* START *

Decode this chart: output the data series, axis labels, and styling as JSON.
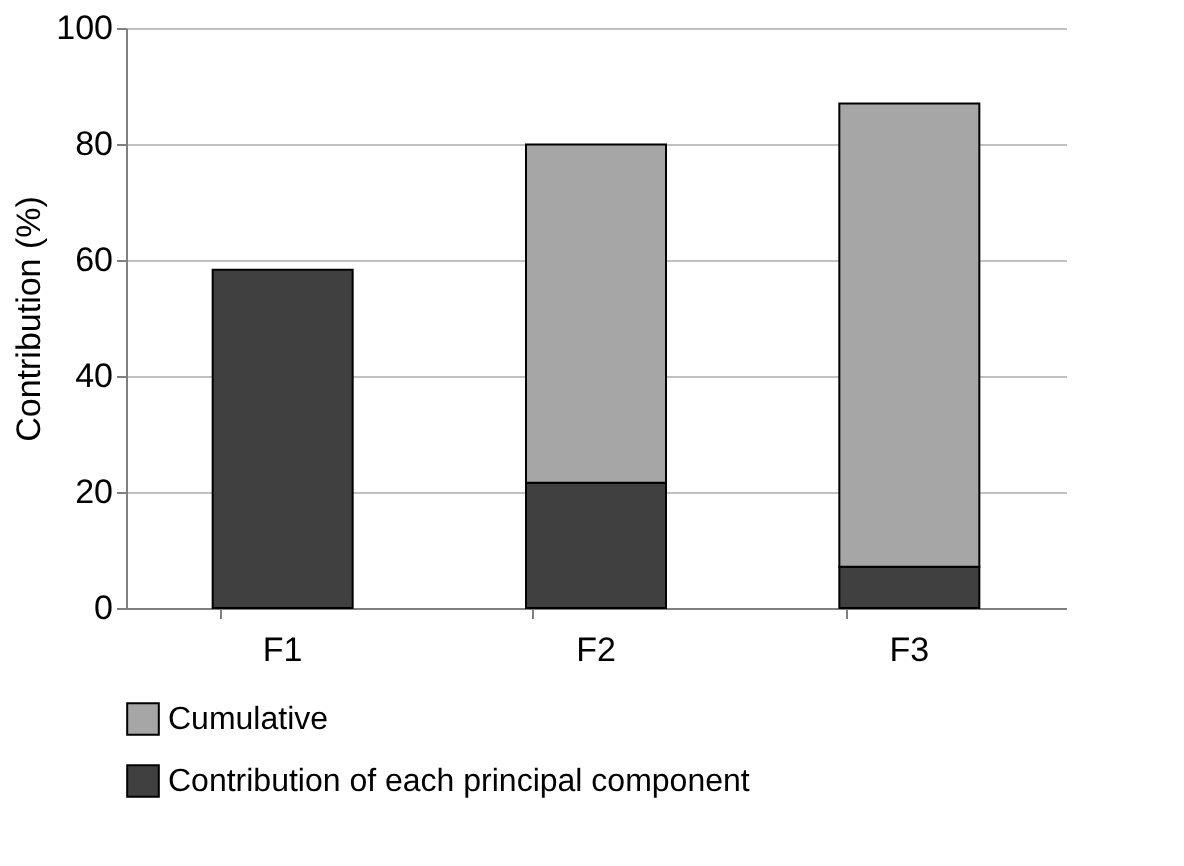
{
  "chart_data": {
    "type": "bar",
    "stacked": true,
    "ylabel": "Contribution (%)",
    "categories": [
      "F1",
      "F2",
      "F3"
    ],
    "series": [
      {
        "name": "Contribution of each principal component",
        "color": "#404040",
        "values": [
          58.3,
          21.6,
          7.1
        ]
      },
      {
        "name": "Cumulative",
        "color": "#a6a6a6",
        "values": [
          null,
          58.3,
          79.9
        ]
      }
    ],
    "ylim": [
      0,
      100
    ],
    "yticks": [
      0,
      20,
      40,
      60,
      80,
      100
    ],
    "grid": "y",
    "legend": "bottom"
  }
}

* END *

__EXERCISE TASK__
Do not include images; quote all of the entries above exactly.

__THE ANSWER__
Decode this chart: output the data series, axis labels, and styling as JSON.
{
  "chart_data": {
    "type": "bar",
    "stacked": true,
    "ylabel": "Contribution (%)",
    "categories": [
      "F1",
      "F2",
      "F3"
    ],
    "series": [
      {
        "name": "Contribution of each principal component",
        "color": "#404040",
        "values": [
          58.3,
          21.6,
          7.1
        ]
      },
      {
        "name": "Cumulative",
        "color": "#a6a6a6",
        "values": [
          null,
          58.3,
          79.9
        ]
      }
    ],
    "ylim": [
      0,
      100
    ],
    "yticks": [
      0,
      20,
      40,
      60,
      80,
      100
    ],
    "grid": "y",
    "legend": "bottom"
  }
}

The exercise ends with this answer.